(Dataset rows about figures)

==============================

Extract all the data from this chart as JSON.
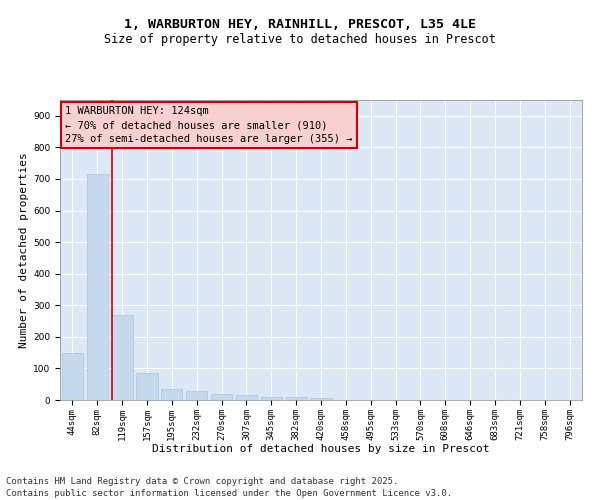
{
  "title_line1": "1, WARBURTON HEY, RAINHILL, PRESCOT, L35 4LE",
  "title_line2": "Size of property relative to detached houses in Prescot",
  "xlabel": "Distribution of detached houses by size in Prescot",
  "ylabel": "Number of detached properties",
  "categories": [
    "44sqm",
    "82sqm",
    "119sqm",
    "157sqm",
    "195sqm",
    "232sqm",
    "270sqm",
    "307sqm",
    "345sqm",
    "382sqm",
    "420sqm",
    "458sqm",
    "495sqm",
    "533sqm",
    "570sqm",
    "608sqm",
    "646sqm",
    "683sqm",
    "721sqm",
    "758sqm",
    "796sqm"
  ],
  "values": [
    148,
    715,
    270,
    85,
    35,
    30,
    20,
    15,
    10,
    8,
    5,
    0,
    0,
    0,
    0,
    0,
    0,
    0,
    0,
    0,
    0
  ],
  "bar_color": "#c6d9ec",
  "bar_edgecolor": "#a8c4dc",
  "vline_color": "#cc0000",
  "vline_xindex": 2,
  "annotation_text": "1 WARBURTON HEY: 124sqm\n← 70% of detached houses are smaller (910)\n27% of semi-detached houses are larger (355) →",
  "annotation_box_facecolor": "#f8d0d0",
  "annotation_box_edgecolor": "#cc0000",
  "ylim": [
    0,
    950
  ],
  "yticks": [
    0,
    100,
    200,
    300,
    400,
    500,
    600,
    700,
    800,
    900
  ],
  "background_color": "#dce8f5",
  "grid_color": "#ffffff",
  "footer_text": "Contains HM Land Registry data © Crown copyright and database right 2025.\nContains public sector information licensed under the Open Government Licence v3.0.",
  "title_fontsize": 9.5,
  "subtitle_fontsize": 8.5,
  "axis_label_fontsize": 8,
  "tick_fontsize": 6.5,
  "annotation_fontsize": 7.5,
  "footer_fontsize": 6.5,
  "ylabel_fontsize": 8
}
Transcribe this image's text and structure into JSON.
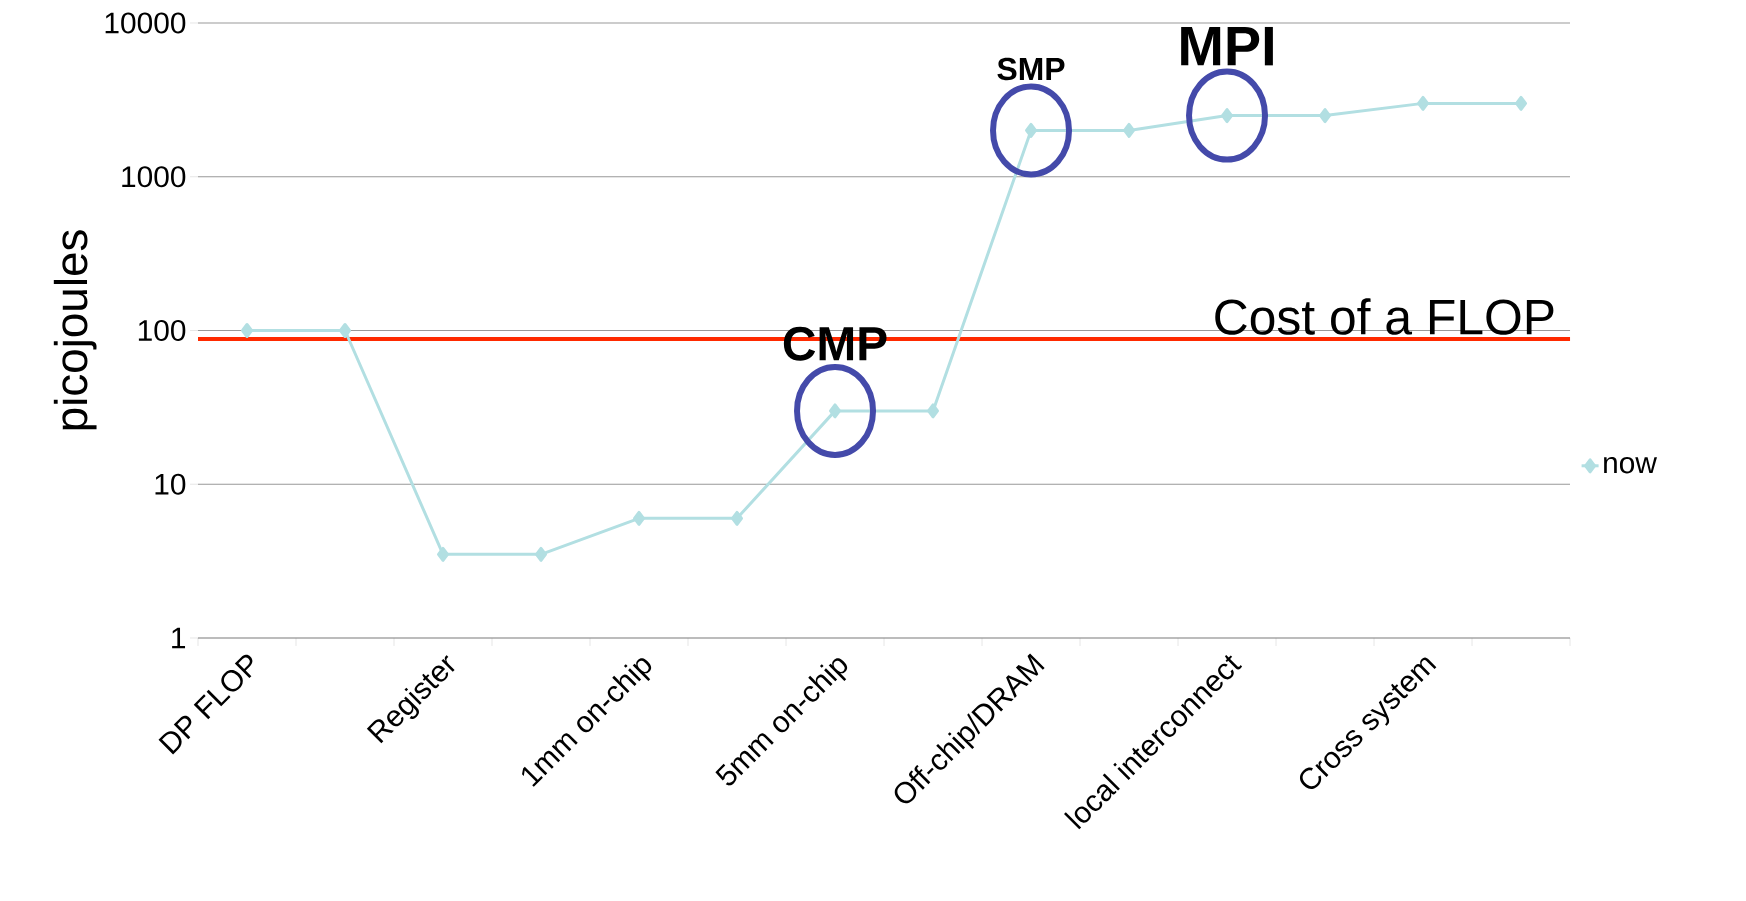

==============================

## Prompt
Every line above that contains the word "detached" should be reported.

## Expected output
  "title_line2": "Size of property relative to detached houses in Prescot",
  "xlabel": "Distribution of detached houses by size in Prescot",
  "ylabel": "Number of detached properties",
  "annotation_text": "1 WARBURTON HEY: 124sqm\n← 70% of detached houses are smaller (910)\n27% of semi-detached houses are larger (355) →",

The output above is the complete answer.